* _EXERCISE DIRECTIONS_: Your task is to repeat the lines below exactly, excluding any pictures they contain.

* _MATERIAL TO PROCESS_:
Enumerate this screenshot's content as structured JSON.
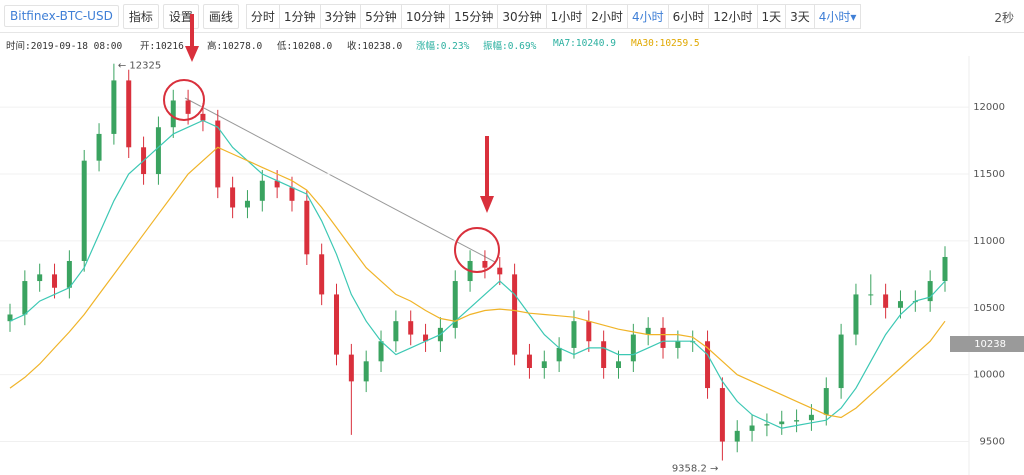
{
  "toolbar": {
    "symbol": "Bitfinex-BTC-USD",
    "buttons": [
      "指标",
      "设置",
      "画线"
    ],
    "intervals": [
      "分时",
      "1分钟",
      "3分钟",
      "5分钟",
      "10分钟",
      "15分钟",
      "30分钟",
      "1小时",
      "2小时",
      "4小时",
      "6小时",
      "12小时",
      "1天",
      "3天"
    ],
    "active_interval": 9,
    "period_select": "4小时▾",
    "refresh": "2秒"
  },
  "info": [
    "时间:2019-09-18 08:00",
    "开:10216",
    "高:10278.0",
    "低:10208.0",
    "收:10238.0",
    "涨幅:0.23%",
    "振幅:0.69%",
    "MA7:10240.9",
    "MA30:10259.5"
  ],
  "chart_data": {
    "type": "candlestick",
    "up_color": "#3aa360",
    "down_color": "#d9303c",
    "open": [
      10400,
      10450,
      10700,
      10750,
      10650,
      10850,
      11600,
      11800,
      12200,
      11700,
      11500,
      11850,
      12050,
      11950,
      11900,
      11400,
      11250,
      11300,
      11450,
      11400,
      11300,
      10900,
      10600,
      10150,
      9950,
      10100,
      10250,
      10400,
      10300,
      10250,
      10350,
      10700,
      10850,
      10800,
      10750,
      10150,
      10050,
      10100,
      10200,
      10400,
      10250,
      10050,
      10100,
      10300,
      10350,
      10200,
      10250,
      10250,
      9900,
      9500,
      9580,
      9620,
      9630,
      9650,
      9660,
      9700,
      9900,
      10300,
      10600,
      10600,
      10500,
      10550,
      10550,
      10700
    ],
    "high": [
      10530,
      10780,
      10830,
      10830,
      10930,
      11680,
      11880,
      12325,
      12280,
      11780,
      11930,
      12130,
      12130,
      12030,
      11980,
      11480,
      11380,
      11530,
      11530,
      11480,
      11380,
      10980,
      10680,
      10230,
      10180,
      10330,
      10480,
      10480,
      10380,
      10430,
      10780,
      10930,
      10930,
      10880,
      10830,
      10230,
      10180,
      10280,
      10480,
      10480,
      10330,
      10180,
      10380,
      10430,
      10430,
      10330,
      10330,
      10330,
      9980,
      9660,
      9700,
      9710,
      9730,
      9740,
      9780,
      9980,
      10380,
      10680,
      10750,
      10680,
      10630,
      10630,
      10780,
      10960
    ],
    "low": [
      10320,
      10370,
      10620,
      10570,
      10570,
      10770,
      11520,
      11720,
      11620,
      11420,
      11420,
      11770,
      11870,
      11820,
      11320,
      11170,
      11170,
      11220,
      11320,
      11220,
      10820,
      10520,
      10070,
      9550,
      9870,
      10020,
      10170,
      10220,
      10170,
      10170,
      10270,
      10620,
      10720,
      10670,
      10070,
      9970,
      9970,
      10020,
      10120,
      10170,
      9970,
      9970,
      10020,
      10220,
      10120,
      10120,
      10170,
      9820,
      9358.2,
      9420,
      9500,
      9540,
      9550,
      9570,
      9580,
      9620,
      9820,
      10220,
      10520,
      10420,
      10420,
      10470,
      10470,
      10620
    ],
    "close": [
      10450,
      10700,
      10750,
      10650,
      10850,
      11600,
      11800,
      12200,
      11700,
      11500,
      11850,
      12050,
      11950,
      11900,
      11400,
      11250,
      11300,
      11450,
      11400,
      11300,
      10900,
      10600,
      10150,
      9950,
      10100,
      10250,
      10400,
      10300,
      10250,
      10350,
      10700,
      10850,
      10800,
      10750,
      10150,
      10050,
      10100,
      10200,
      10400,
      10250,
      10050,
      10100,
      10300,
      10350,
      10200,
      10250,
      10250,
      9900,
      9500,
      9580,
      9620,
      9630,
      9650,
      9660,
      9700,
      9900,
      10300,
      10600,
      10600,
      10500,
      10550,
      10550,
      10700,
      10880
    ],
    "series": [
      {
        "color": "#3cc8b4",
        "values": [
          10400,
          10450,
          10550,
          10600,
          10650,
          10800,
          11050,
          11300,
          11500,
          11600,
          11700,
          11800,
          11850,
          11900,
          11850,
          11700,
          11600,
          11500,
          11450,
          11400,
          11350,
          11150,
          10900,
          10600,
          10400,
          10250,
          10150,
          10200,
          10250,
          10300,
          10400,
          10500,
          10600,
          10700,
          10600,
          10450,
          10300,
          10200,
          10150,
          10200,
          10200,
          10150,
          10150,
          10200,
          10250,
          10250,
          10250,
          10150,
          9950,
          9800,
          9700,
          9650,
          9600,
          9620,
          9640,
          9660,
          9750,
          9900,
          10100,
          10300,
          10450,
          10550,
          10580,
          10700
        ]
      },
      {
        "color": "#f0b429",
        "values": [
          9900,
          9980,
          10080,
          10200,
          10320,
          10450,
          10600,
          10750,
          10900,
          11050,
          11200,
          11350,
          11500,
          11600,
          11700,
          11650,
          11600,
          11550,
          11500,
          11450,
          11380,
          11250,
          11100,
          10950,
          10800,
          10700,
          10600,
          10550,
          10480,
          10420,
          10400,
          10450,
          10480,
          10490,
          10480,
          10460,
          10450,
          10440,
          10430,
          10400,
          10370,
          10340,
          10320,
          10300,
          10300,
          10300,
          10280,
          10200,
          10100,
          10000,
          9950,
          9900,
          9850,
          9800,
          9750,
          9700,
          9680,
          9750,
          9850,
          9950,
          10050,
          10150,
          10250,
          10400
        ]
      }
    ],
    "ylim": [
      9250,
      12390
    ],
    "yticks": [
      9500,
      10000,
      10500,
      11000,
      11500,
      12000
    ],
    "grid": true,
    "annotations": [
      "← 12325",
      "9358.2 →"
    ],
    "last_price": "10238"
  }
}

* _WRITTEN RESPONSE_:
Enumerate this screenshot's content as structured JSON.
{
  "toolbar": {
    "symbol": "Bitfinex-BTC-USD",
    "buttons": [
      "指标",
      "设置",
      "画线"
    ],
    "intervals": [
      "分时",
      "1分钟",
      "3分钟",
      "5分钟",
      "10分钟",
      "15分钟",
      "30分钟",
      "1小时",
      "2小时",
      "4小时",
      "6小时",
      "12小时",
      "1天",
      "3天"
    ],
    "active_interval": 9,
    "period_select": "4小时▾",
    "refresh": "2秒"
  },
  "info": [
    "时间:2019-09-18 08:00",
    "开:10216",
    "高:10278.0",
    "低:10208.0",
    "收:10238.0",
    "涨幅:0.23%",
    "振幅:0.69%",
    "MA7:10240.9",
    "MA30:10259.5"
  ],
  "chart_data": {
    "type": "candlestick",
    "up_color": "#3aa360",
    "down_color": "#d9303c",
    "open": [
      10400,
      10450,
      10700,
      10750,
      10650,
      10850,
      11600,
      11800,
      12200,
      11700,
      11500,
      11850,
      12050,
      11950,
      11900,
      11400,
      11250,
      11300,
      11450,
      11400,
      11300,
      10900,
      10600,
      10150,
      9950,
      10100,
      10250,
      10400,
      10300,
      10250,
      10350,
      10700,
      10850,
      10800,
      10750,
      10150,
      10050,
      10100,
      10200,
      10400,
      10250,
      10050,
      10100,
      10300,
      10350,
      10200,
      10250,
      10250,
      9900,
      9500,
      9580,
      9620,
      9630,
      9650,
      9660,
      9700,
      9900,
      10300,
      10600,
      10600,
      10500,
      10550,
      10550,
      10700
    ],
    "high": [
      10530,
      10780,
      10830,
      10830,
      10930,
      11680,
      11880,
      12325,
      12280,
      11780,
      11930,
      12130,
      12130,
      12030,
      11980,
      11480,
      11380,
      11530,
      11530,
      11480,
      11380,
      10980,
      10680,
      10230,
      10180,
      10330,
      10480,
      10480,
      10380,
      10430,
      10780,
      10930,
      10930,
      10880,
      10830,
      10230,
      10180,
      10280,
      10480,
      10480,
      10330,
      10180,
      10380,
      10430,
      10430,
      10330,
      10330,
      10330,
      9980,
      9660,
      9700,
      9710,
      9730,
      9740,
      9780,
      9980,
      10380,
      10680,
      10750,
      10680,
      10630,
      10630,
      10780,
      10960
    ],
    "low": [
      10320,
      10370,
      10620,
      10570,
      10570,
      10770,
      11520,
      11720,
      11620,
      11420,
      11420,
      11770,
      11870,
      11820,
      11320,
      11170,
      11170,
      11220,
      11320,
      11220,
      10820,
      10520,
      10070,
      9550,
      9870,
      10020,
      10170,
      10220,
      10170,
      10170,
      10270,
      10620,
      10720,
      10670,
      10070,
      9970,
      9970,
      10020,
      10120,
      10170,
      9970,
      9970,
      10020,
      10220,
      10120,
      10120,
      10170,
      9820,
      9358.2,
      9420,
      9500,
      9540,
      9550,
      9570,
      9580,
      9620,
      9820,
      10220,
      10520,
      10420,
      10420,
      10470,
      10470,
      10620
    ],
    "close": [
      10450,
      10700,
      10750,
      10650,
      10850,
      11600,
      11800,
      12200,
      11700,
      11500,
      11850,
      12050,
      11950,
      11900,
      11400,
      11250,
      11300,
      11450,
      11400,
      11300,
      10900,
      10600,
      10150,
      9950,
      10100,
      10250,
      10400,
      10300,
      10250,
      10350,
      10700,
      10850,
      10800,
      10750,
      10150,
      10050,
      10100,
      10200,
      10400,
      10250,
      10050,
      10100,
      10300,
      10350,
      10200,
      10250,
      10250,
      9900,
      9500,
      9580,
      9620,
      9630,
      9650,
      9660,
      9700,
      9900,
      10300,
      10600,
      10600,
      10500,
      10550,
      10550,
      10700,
      10880
    ],
    "series": [
      {
        "color": "#3cc8b4",
        "values": [
          10400,
          10450,
          10550,
          10600,
          10650,
          10800,
          11050,
          11300,
          11500,
          11600,
          11700,
          11800,
          11850,
          11900,
          11850,
          11700,
          11600,
          11500,
          11450,
          11400,
          11350,
          11150,
          10900,
          10600,
          10400,
          10250,
          10150,
          10200,
          10250,
          10300,
          10400,
          10500,
          10600,
          10700,
          10600,
          10450,
          10300,
          10200,
          10150,
          10200,
          10200,
          10150,
          10150,
          10200,
          10250,
          10250,
          10250,
          10150,
          9950,
          9800,
          9700,
          9650,
          9600,
          9620,
          9640,
          9660,
          9750,
          9900,
          10100,
          10300,
          10450,
          10550,
          10580,
          10700
        ]
      },
      {
        "color": "#f0b429",
        "values": [
          9900,
          9980,
          10080,
          10200,
          10320,
          10450,
          10600,
          10750,
          10900,
          11050,
          11200,
          11350,
          11500,
          11600,
          11700,
          11650,
          11600,
          11550,
          11500,
          11450,
          11380,
          11250,
          11100,
          10950,
          10800,
          10700,
          10600,
          10550,
          10480,
          10420,
          10400,
          10450,
          10480,
          10490,
          10480,
          10460,
          10450,
          10440,
          10430,
          10400,
          10370,
          10340,
          10320,
          10300,
          10300,
          10300,
          10280,
          10200,
          10100,
          10000,
          9950,
          9900,
          9850,
          9800,
          9750,
          9700,
          9680,
          9750,
          9850,
          9950,
          10050,
          10150,
          10250,
          10400
        ]
      }
    ],
    "ylim": [
      9250,
      12390
    ],
    "yticks": [
      9500,
      10000,
      10500,
      11000,
      11500,
      12000
    ],
    "grid": true,
    "annotations": [
      "← 12325",
      "9358.2 →"
    ],
    "last_price": "10238"
  }
}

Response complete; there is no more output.